▶ _The exercise_
Can you reproduce all of the data below line for line, leaving out the pictures?

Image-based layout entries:
* * * *
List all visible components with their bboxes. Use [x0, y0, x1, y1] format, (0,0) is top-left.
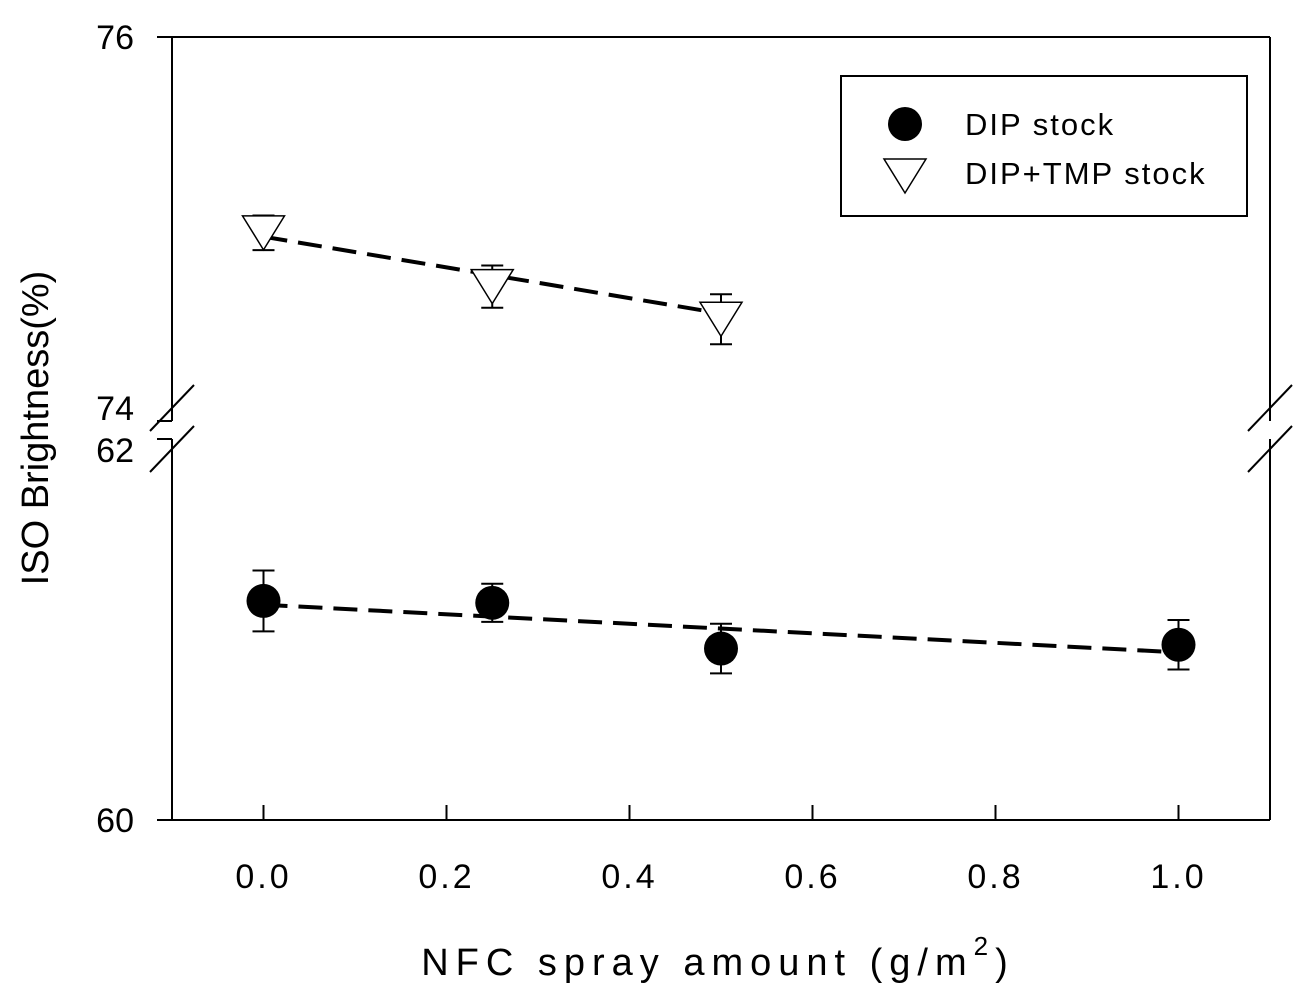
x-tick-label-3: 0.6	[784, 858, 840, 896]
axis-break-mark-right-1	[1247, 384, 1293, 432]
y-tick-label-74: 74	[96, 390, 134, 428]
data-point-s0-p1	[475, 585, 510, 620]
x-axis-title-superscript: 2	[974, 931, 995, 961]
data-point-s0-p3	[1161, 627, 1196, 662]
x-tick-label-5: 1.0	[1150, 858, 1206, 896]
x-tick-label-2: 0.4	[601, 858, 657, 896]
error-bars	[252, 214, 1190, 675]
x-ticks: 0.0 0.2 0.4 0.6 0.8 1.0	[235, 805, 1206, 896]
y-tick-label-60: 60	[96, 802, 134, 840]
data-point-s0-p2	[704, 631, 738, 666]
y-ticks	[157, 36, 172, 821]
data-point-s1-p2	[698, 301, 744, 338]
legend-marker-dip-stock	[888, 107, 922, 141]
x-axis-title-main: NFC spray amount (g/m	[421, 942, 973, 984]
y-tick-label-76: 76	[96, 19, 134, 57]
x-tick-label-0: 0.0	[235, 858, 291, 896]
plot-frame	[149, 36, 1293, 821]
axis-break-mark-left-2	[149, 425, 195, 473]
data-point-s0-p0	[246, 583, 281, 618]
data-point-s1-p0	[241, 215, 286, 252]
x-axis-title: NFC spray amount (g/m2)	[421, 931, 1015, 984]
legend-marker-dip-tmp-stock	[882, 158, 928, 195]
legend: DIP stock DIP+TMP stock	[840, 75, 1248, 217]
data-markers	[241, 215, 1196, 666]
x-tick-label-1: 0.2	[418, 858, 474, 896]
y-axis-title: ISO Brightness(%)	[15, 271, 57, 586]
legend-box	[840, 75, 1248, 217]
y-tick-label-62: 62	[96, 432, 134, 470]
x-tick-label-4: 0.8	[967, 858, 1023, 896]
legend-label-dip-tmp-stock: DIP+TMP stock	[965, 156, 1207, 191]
* * * *
▶ _Correct answer_
List all visible components with their bboxes. Use [x0, y0, x1, y1] format, (0,0) is top-left.
x-tick-label-3: 0.6	[784, 858, 840, 896]
axis-break-mark-right-1	[1247, 384, 1293, 432]
y-tick-label-74: 74	[96, 390, 134, 428]
data-point-s0-p1	[475, 585, 510, 620]
x-axis-title-superscript: 2	[974, 931, 995, 961]
data-point-s0-p3	[1161, 627, 1196, 662]
x-tick-label-5: 1.0	[1150, 858, 1206, 896]
x-tick-label-2: 0.4	[601, 858, 657, 896]
error-bars	[252, 214, 1190, 675]
x-ticks: 0.0 0.2 0.4 0.6 0.8 1.0	[235, 805, 1206, 896]
y-tick-label-60: 60	[96, 802, 134, 840]
data-point-s0-p2	[704, 631, 738, 666]
y-ticks	[157, 36, 172, 821]
data-point-s1-p2	[698, 301, 744, 338]
legend-marker-dip-stock	[888, 107, 922, 141]
x-axis-title-main: NFC spray amount (g/m	[421, 942, 973, 984]
y-tick-label-76: 76	[96, 19, 134, 57]
x-tick-label-0: 0.0	[235, 858, 291, 896]
plot-frame	[149, 36, 1293, 821]
axis-break-mark-left-2	[149, 425, 195, 473]
data-point-s0-p0	[246, 583, 281, 618]
data-point-s1-p0	[241, 215, 286, 252]
x-axis-title: NFC spray amount (g/m2)	[421, 931, 1015, 984]
legend-marker-dip-tmp-stock	[882, 158, 928, 195]
legend: DIP stock DIP+TMP stock	[840, 75, 1248, 217]
data-markers	[241, 215, 1196, 666]
x-tick-label-1: 0.2	[418, 858, 474, 896]
y-axis-title: ISO Brightness(%)	[15, 271, 57, 586]
legend-box	[840, 75, 1248, 217]
y-tick-label-62: 62	[96, 432, 134, 470]
x-tick-label-4: 0.8	[967, 858, 1023, 896]
legend-label-dip-tmp-stock: DIP+TMP stock	[965, 156, 1207, 191]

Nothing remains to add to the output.